● WHAT IS ASKED:
Each line of the material must be returned exactly.

● RECORDS PROVIDED:
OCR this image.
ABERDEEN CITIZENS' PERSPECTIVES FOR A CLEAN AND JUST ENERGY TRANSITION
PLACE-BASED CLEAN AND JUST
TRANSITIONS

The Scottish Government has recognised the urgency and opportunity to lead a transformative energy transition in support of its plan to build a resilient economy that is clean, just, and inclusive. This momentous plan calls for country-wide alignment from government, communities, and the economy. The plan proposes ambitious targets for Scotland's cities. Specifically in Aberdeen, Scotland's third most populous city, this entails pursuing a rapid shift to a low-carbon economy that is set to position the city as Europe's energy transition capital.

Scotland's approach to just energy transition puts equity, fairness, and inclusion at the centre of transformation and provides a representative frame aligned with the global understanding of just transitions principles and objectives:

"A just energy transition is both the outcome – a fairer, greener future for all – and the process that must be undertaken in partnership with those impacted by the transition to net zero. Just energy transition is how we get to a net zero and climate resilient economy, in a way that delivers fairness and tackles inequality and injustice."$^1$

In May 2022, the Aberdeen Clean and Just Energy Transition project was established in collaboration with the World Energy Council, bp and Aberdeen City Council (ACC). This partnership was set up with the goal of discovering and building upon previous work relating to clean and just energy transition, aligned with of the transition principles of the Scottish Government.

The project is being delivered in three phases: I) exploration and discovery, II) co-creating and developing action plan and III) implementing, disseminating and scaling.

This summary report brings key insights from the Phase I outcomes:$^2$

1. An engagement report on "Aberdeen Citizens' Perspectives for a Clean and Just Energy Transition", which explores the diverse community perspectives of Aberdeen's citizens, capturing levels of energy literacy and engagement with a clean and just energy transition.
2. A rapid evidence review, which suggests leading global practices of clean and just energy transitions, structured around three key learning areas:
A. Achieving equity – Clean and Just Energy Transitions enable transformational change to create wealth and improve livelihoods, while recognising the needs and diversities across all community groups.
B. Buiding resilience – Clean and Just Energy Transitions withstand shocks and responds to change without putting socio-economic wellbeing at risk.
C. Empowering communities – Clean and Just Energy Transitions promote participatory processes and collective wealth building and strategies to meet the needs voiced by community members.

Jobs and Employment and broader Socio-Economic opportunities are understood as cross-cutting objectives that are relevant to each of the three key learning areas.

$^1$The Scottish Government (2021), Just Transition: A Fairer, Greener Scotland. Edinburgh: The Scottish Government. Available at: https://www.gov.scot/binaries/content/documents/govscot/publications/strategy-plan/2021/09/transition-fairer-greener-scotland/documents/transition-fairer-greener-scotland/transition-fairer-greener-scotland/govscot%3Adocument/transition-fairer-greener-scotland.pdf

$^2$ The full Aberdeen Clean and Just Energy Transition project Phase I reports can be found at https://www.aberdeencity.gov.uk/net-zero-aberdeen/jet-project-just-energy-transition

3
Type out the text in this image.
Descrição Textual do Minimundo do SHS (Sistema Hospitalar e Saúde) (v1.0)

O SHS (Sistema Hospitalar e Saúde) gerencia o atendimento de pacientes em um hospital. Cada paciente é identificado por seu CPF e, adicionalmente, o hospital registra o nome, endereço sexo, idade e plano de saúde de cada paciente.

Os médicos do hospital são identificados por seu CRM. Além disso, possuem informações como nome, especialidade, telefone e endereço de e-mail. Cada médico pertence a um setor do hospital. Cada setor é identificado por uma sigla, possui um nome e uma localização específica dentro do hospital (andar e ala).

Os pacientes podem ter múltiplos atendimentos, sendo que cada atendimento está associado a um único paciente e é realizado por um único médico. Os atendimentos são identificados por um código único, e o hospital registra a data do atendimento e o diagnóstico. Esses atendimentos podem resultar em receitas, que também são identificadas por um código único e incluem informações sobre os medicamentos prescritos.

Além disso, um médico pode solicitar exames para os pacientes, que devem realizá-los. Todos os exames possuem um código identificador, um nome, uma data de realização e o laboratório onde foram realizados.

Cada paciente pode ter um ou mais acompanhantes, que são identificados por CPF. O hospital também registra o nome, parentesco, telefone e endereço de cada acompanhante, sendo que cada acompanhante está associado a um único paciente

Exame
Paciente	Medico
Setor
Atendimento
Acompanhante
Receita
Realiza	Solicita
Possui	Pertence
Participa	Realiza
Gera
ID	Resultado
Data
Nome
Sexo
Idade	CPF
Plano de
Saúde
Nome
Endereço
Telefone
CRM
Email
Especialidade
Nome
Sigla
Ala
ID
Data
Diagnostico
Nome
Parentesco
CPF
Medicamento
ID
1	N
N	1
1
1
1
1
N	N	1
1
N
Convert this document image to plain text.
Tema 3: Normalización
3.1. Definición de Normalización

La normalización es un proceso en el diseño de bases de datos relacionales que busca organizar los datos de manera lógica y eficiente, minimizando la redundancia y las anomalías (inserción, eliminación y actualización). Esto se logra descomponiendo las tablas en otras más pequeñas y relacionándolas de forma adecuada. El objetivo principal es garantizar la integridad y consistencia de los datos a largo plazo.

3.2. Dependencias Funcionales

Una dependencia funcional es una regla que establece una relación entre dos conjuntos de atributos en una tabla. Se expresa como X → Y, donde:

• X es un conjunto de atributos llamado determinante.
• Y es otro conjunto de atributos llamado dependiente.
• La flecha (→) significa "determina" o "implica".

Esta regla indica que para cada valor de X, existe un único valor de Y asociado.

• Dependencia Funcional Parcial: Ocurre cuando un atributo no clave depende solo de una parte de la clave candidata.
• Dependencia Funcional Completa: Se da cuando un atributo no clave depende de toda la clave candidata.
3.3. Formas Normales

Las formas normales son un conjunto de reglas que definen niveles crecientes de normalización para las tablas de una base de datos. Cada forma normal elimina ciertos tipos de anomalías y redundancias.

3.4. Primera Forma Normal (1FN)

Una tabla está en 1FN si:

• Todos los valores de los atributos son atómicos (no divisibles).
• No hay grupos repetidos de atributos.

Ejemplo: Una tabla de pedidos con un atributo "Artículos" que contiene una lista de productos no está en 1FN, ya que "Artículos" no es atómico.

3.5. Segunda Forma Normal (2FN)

● ANSWER TO THIS PROBLEM:
OCR this image.
ABERDEEN CITIZENS' PERSPECTIVES FOR A CLEAN AND JUST ENERGY TRANSITION
PLACE-BASED CLEAN AND JUST
TRANSITIONS

The Scottish Government has recognised the urgency and opportunity to lead a transformative energy transition in support of its plan to build a resilient economy that is clean, just, and inclusive. This momentous plan calls for country-wide alignment from government, communities, and the economy. The plan proposes ambitious targets for Scotland's cities. Specifically in Aberdeen, Scotland's third most populous city, this entails pursuing a rapid shift to a low-carbon economy that is set to position the city as Europe's energy transition capital.

Scotland's approach to just energy transition puts equity, fairness, and inclusion at the centre of transformation and provides a representative frame aligned with the global understanding of just transitions principles and objectives:

"A just energy transition is both the outcome – a fairer, greener future for all – and the process that must be undertaken in partnership with those impacted by the transition to net zero. Just energy transition is how we get to a net zero and climate resilient economy, in a way that delivers fairness and tackles inequality and injustice."$^1$

In May 2022, the Aberdeen Clean and Just Energy Transition project was established in collaboration with the World Energy Council, bp and Aberdeen City Council (ACC). This partnership was set up with the goal of discovering and building upon previous work relating to clean and just energy transition, aligned with of the transition principles of the Scottish Government.

The project is being delivered in three phases: I) exploration and discovery, II) co-creating and developing action plan and III) implementing, disseminating and scaling.

This summary report brings key insights from the Phase I outcomes:$^2$

1. An engagement report on "Aberdeen Citizens' Perspectives for a Clean and Just Energy Transition", which explores the diverse community perspectives of Aberdeen's citizens, capturing levels of energy literacy and engagement with a clean and just energy transition.
2. A rapid evidence review, which suggests leading global practices of clean and just energy transitions, structured around three key learning areas:
A. Achieving equity – Clean and Just Energy Transitions enable transformational change to create wealth and improve livelihoods, while recognising the needs and diversities across all community groups.
B. Buiding resilience – Clean and Just Energy Transitions withstand shocks and responds to change without putting socio-economic wellbeing at risk.
C. Empowering communities – Clean and Just Energy Transitions promote participatory processes and collective wealth building and strategies to meet the needs voiced by community members.

Jobs and Employment and broader Socio-Economic opportunities are understood as cross-cutting objectives that are relevant to each of the three key learning areas.

$^1$The Scottish Government (2021), Just Transition: A Fairer, Greener Scotland. Edinburgh: The Scottish Government. Available at: https://www.gov.scot/binaries/content/documents/govscot/publications/strategy-plan/2021/09/transition-fairer-greener-scotland/documents/transition-fairer-greener-scotland/transition-fairer-greener-scotland/govscot%3Adocument/transition-fairer-greener-scotland.pdf

$^2$ The full Aberdeen Clean and Just Energy Transition project Phase I reports can be found at https://www.aberdeencity.gov.uk/net-zero-aberdeen/jet-project-just-energy-transition

3
Type out the text in this image.
Descrição Textual do Minimundo do SHS (Sistema Hospitalar e Saúde) (v1.0)

O SHS (Sistema Hospitalar e Saúde) gerencia o atendimento de pacientes em um hospital. Cada paciente é identificado por seu CPF e, adicionalmente, o hospital registra o nome, endereço sexo, idade e plano de saúde de cada paciente.

Os médicos do hospital são identificados por seu CRM. Além disso, possuem informações como nome, especialidade, telefone e endereço de e-mail. Cada médico pertence a um setor do hospital. Cada setor é identificado por uma sigla, possui um nome e uma localização específica dentro do hospital (andar e ala).

Os pacientes podem ter múltiplos atendimentos, sendo que cada atendimento está associado a um único paciente e é realizado por um único médico. Os atendimentos são identificados por um código único, e o hospital registra a data do atendimento e o diagnóstico. Esses atendimentos podem resultar em receitas, que também são identificadas por um código único e incluem informações sobre os medicamentos prescritos.

Além disso, um médico pode solicitar exames para os pacientes, que devem realizá-los. Todos os exames possuem um código identificador, um nome, uma data de realização e o laboratório onde foram realizados.

Cada paciente pode ter um ou mais acompanhantes, que são identificados por CPF. O hospital também registra o nome, parentesco, telefone e endereço de cada acompanhante, sendo que cada acompanhante está associado a um único paciente

Exame
Paciente	Medico
Setor
Atendimento
Acompanhante
Receita
Realiza	Solicita
Possui	Pertence
Participa	Realiza
Gera
ID	Resultado
Data
Nome
Sexo
Idade	CPF
Plano de
Saúde
Nome
Endereço
Telefone
CRM
Email
Especialidade
Nome
Sigla
Ala
ID
Data
Diagnostico
Nome
Parentesco
CPF
Medicamento
ID
1	N
N	1
1
1
1
1
N	N	1
1
N
Convert this document image to plain text.
Tema 3: Normalización
3.1. Definición de Normalización

La normalización es un proceso en el diseño de bases de datos relacionales que busca organizar los datos de manera lógica y eficiente, minimizando la redundancia y las anomalías (inserción, eliminación y actualización). Esto se logra descomponiendo las tablas en otras más pequeñas y relacionándolas de forma adecuada. El objetivo principal es garantizar la integridad y consistencia de los datos a largo plazo.

3.2. Dependencias Funcionales

Una dependencia funcional es una regla que establece una relación entre dos conjuntos de atributos en una tabla. Se expresa como X → Y, donde:

• X es un conjunto de atributos llamado determinante.
• Y es otro conjunto de atributos llamado dependiente.
• La flecha (→) significa "determina" o "implica".

Esta regla indica que para cada valor de X, existe un único valor de Y asociado.

• Dependencia Funcional Parcial: Ocurre cuando un atributo no clave depende solo de una parte de la clave candidata.
• Dependencia Funcional Completa: Se da cuando un atributo no clave depende de toda la clave candidata.
3.3. Formas Normales

Las formas normales son un conjunto de reglas que definen niveles crecientes de normalización para las tablas de una base de datos. Cada forma normal elimina ciertos tipos de anomalías y redundancias.

3.4. Primera Forma Normal (1FN)

Una tabla está en 1FN si:

• Todos los valores de los atributos son atómicos (no divisibles).
• No hay grupos repetidos de atributos.

Ejemplo: Una tabla de pedidos con un atributo "Artículos" que contiene una lista de productos no está en 1FN, ya que "Artículos" no es atómico.

3.5. Segunda Forma Normal (2FN)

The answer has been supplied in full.